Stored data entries
────────────────

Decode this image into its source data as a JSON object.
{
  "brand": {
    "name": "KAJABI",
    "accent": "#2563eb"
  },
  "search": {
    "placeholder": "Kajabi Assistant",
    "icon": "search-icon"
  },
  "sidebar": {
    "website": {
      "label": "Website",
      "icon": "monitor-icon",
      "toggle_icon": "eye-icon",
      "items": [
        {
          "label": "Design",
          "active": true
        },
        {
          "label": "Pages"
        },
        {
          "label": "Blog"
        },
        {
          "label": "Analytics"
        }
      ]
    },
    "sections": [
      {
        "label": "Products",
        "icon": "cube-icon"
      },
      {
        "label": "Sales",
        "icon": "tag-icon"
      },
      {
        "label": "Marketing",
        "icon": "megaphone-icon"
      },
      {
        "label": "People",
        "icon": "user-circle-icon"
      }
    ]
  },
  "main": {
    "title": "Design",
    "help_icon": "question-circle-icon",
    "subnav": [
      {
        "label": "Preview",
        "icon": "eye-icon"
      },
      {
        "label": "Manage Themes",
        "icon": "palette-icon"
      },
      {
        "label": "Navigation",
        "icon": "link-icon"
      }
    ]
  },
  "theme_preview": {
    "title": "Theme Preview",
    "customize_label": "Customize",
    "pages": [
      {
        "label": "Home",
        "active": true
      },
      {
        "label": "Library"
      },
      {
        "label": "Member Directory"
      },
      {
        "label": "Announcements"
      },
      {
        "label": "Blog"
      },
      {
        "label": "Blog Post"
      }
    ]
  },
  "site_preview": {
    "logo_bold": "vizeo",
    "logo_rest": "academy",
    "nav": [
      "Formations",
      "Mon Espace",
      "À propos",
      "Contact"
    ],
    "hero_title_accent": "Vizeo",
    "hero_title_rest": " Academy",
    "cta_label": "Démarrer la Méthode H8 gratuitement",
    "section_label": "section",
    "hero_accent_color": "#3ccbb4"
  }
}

────────────────

- Exercise
Extract each record, keeping it identical to the original.

- Solution
Decode this image into its source data as a JSON object.
{
  "brand": {
    "name": "KAJABI",
    "accent": "#2563eb"
  },
  "search": {
    "placeholder": "Kajabi Assistant",
    "icon": "search-icon"
  },
  "sidebar": {
    "website": {
      "label": "Website",
      "icon": "monitor-icon",
      "toggle_icon": "eye-icon",
      "items": [
        {
          "label": "Design",
          "active": true
        },
        {
          "label": "Pages"
        },
        {
          "label": "Blog"
        },
        {
          "label": "Analytics"
        }
      ]
    },
    "sections": [
      {
        "label": "Products",
        "icon": "cube-icon"
      },
      {
        "label": "Sales",
        "icon": "tag-icon"
      },
      {
        "label": "Marketing",
        "icon": "megaphone-icon"
      },
      {
        "label": "People",
        "icon": "user-circle-icon"
      }
    ]
  },
  "main": {
    "title": "Design",
    "help_icon": "question-circle-icon",
    "subnav": [
      {
        "label": "Preview",
        "icon": "eye-icon"
      },
      {
        "label": "Manage Themes",
        "icon": "palette-icon"
      },
      {
        "label": "Navigation",
        "icon": "link-icon"
      }
    ]
  },
  "theme_preview": {
    "title": "Theme Preview",
    "customize_label": "Customize",
    "pages": [
      {
        "label": "Home",
        "active": true
      },
      {
        "label": "Library"
      },
      {
        "label": "Member Directory"
      },
      {
        "label": "Announcements"
      },
      {
        "label": "Blog"
      },
      {
        "label": "Blog Post"
      }
    ]
  },
  "site_preview": {
    "logo_bold": "vizeo",
    "logo_rest": "academy",
    "nav": [
      "Formations",
      "Mon Espace",
      "À propos",
      "Contact"
    ],
    "hero_title_accent": "Vizeo",
    "hero_title_rest": " Academy",
    "cta_label": "Démarrer la Méthode H8 gratuitement",
    "section_label": "section",
    "hero_accent_color": "#3ccbb4"
  }
}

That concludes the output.